Mateo Retegui è uno dei nomi più chiacchierati dell’ultimo periodo in ottica calcio italiano, vista la sua convocazione arrivata a sorpresa dopo un’attenta supervisione di Roberto Mancini, che ha deciso di convocare l’attaccante del Tigre. El Chapita, grazie alle sue origini italiane, ha infatti potuto ottenere l’opportunità di vestire la maglia azzurra. Nonostante la grande tradizione sportiva in famiglia, il padre Carlos è un ex giocatore e allenatore di hockey su prato argentino, con anche la sorella Micaela, vincitrice di una medaglia olimpica, da parte di Mateo non ci sarebbe stata alcuna esitazione.

Come riferito da Mancini, questa potrebbe essere la prima di tante convocazioni di qualche oriundo. Ma come sarebbe stata la migliore top 11 se alcuni giocatori di origine italiana avessero potuto giocare per l’Italia. Andiamoli a scoprire, immaginando di schierare un 4-2-3-1 ricco di classe e grandi campioni.

PORTA E DIFESA

Per la difesa, la scelta migliore partendo dai pali è Juan Musso. Tra i terzini, a sinistra troviamo Nicolas Tagliafico. Il giocatore del Lione ed ex Ajax ha chiare origini italiane, con il padre di origine genovesi come tanti altri cittadini di Buenos Aires (basti pensare ad alcuni legami con il calcio, come anche il Boca Juniors, fondato da alcuni genovesi in Argentina,  da cui nasce il soprannome Xeneizes). Mentre la madre ha strette origini con il comune di Lamezia Terme.

* [Righe di dati]:

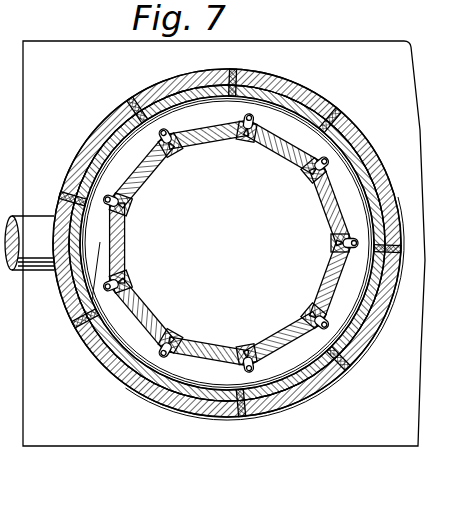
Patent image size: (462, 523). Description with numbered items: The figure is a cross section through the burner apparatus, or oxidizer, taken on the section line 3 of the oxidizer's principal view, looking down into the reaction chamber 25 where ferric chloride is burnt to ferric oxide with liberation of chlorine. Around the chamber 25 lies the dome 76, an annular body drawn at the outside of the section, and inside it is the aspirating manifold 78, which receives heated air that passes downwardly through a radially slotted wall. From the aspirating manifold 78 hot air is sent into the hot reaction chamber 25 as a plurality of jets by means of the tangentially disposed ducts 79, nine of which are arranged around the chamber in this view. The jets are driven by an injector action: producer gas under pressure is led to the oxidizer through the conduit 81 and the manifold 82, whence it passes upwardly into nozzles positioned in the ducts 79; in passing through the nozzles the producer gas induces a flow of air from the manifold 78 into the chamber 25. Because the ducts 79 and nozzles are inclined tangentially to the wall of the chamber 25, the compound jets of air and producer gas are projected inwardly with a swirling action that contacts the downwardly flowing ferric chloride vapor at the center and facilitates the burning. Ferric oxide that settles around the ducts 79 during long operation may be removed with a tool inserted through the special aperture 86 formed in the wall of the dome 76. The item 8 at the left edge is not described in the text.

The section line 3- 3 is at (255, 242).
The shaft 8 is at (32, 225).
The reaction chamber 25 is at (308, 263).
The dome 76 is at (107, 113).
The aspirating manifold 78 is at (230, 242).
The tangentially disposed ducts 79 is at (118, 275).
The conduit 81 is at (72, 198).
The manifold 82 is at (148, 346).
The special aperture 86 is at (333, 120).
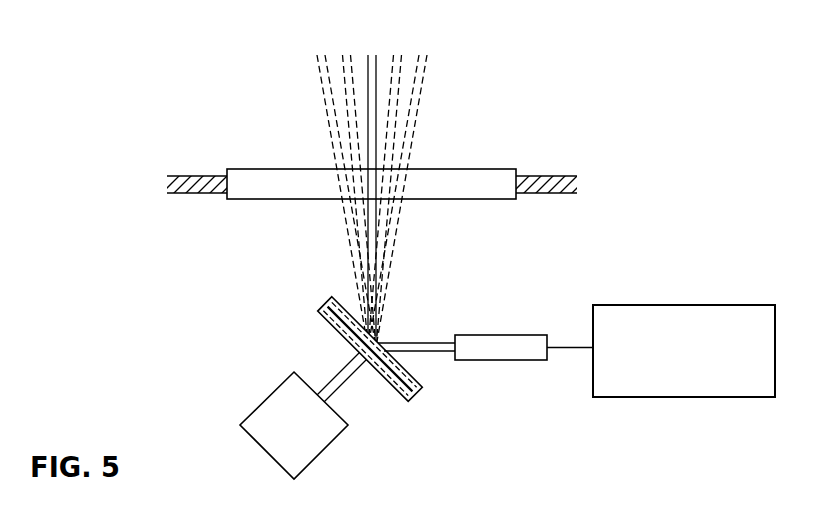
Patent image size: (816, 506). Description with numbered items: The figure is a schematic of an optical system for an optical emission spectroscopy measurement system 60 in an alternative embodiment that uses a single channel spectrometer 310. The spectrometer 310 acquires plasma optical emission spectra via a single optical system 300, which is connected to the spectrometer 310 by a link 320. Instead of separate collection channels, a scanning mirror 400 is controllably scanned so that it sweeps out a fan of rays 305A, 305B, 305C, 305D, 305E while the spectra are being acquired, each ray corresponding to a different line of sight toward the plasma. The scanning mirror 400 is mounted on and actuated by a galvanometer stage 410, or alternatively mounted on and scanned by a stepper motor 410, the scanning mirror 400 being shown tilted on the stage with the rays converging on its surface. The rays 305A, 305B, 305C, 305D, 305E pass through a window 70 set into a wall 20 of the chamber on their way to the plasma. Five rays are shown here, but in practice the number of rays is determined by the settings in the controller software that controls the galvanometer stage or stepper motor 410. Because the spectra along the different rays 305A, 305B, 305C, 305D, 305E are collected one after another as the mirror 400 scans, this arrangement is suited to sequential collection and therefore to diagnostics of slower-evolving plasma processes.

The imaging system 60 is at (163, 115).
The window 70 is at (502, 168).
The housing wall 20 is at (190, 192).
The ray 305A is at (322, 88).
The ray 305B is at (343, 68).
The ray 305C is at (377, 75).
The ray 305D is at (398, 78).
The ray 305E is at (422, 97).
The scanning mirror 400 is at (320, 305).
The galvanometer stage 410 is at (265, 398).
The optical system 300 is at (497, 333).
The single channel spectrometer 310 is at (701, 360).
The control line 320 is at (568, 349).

* [Compiti da svolgere]:
a) Nell'articolo sugli oriundi riscriva il passo che comincia con "Per la difesa, la" e prosegue fino a "di Lamezia Terme.", sostituendo "Lione" con "Marsiglia".
b) Elenchi tutti i club calcistici nominati nell'articolo sugli oriundi.
c) Prosegua l'articolo sugli oriundi a partire dal punto in cui si interrompe.

* [Risposte ai compiti]:
a)
Per la difesa, la scelta migliore partendo dai pali è Juan Musso. Tra i terzini, a sinistra troviamo Nicolas Tagliafico. Il giocatore del Marsiglia ed ex Ajax ha chiare origini italiane, con il padre di origine genovesi come tanti altri cittadini di Buenos Aires (basti pensare ad alcuni legami con il calcio, come anche il Boca Juniors, fondato da alcuni genovesi in Argentina,  da cui nasce il soprannome Xeneizes). Mentre la madre ha strette origini con il comune di Lamezia Terme.

b) Tigre, Lione, Ajax, Boca Juniors

c)
Al centro, posizioniamo l’ex capitano della Fiorentina German Pezzella, che ha ottenuto anche la cittadinanza italiana (origini di Frattamaggiore). Nell’altro slot, Roger Ibanez poteva essere una soluzione valida. Come anche riferito qualche anno fa, il brasiliano con passaporto uruguaiano e italiano si era detto felice di una possibilità di rappresentare l’Italia, Paese dove è cresciuto anche calcisticamente. Ma vista l’assenza di contatti, il romanista non ha poi esitato a scegliere la Seleçao. Altro terzino che conclude la catena difensiva con passaporto italiano è Alex Telles. Il brasiliano si era detto ottimista nell’ormai lontano 2016 per una convocazione con la Nazionale azzurra, definendosi italiano dentro. Il Brasile ha poi chiamato il calciatore ex Inter, United e Porto nel 2019, che non è rimasto in silenzio:

“Mentirei se dicessi che non mi aspettavo di essere convocato. La possibilità c’era”.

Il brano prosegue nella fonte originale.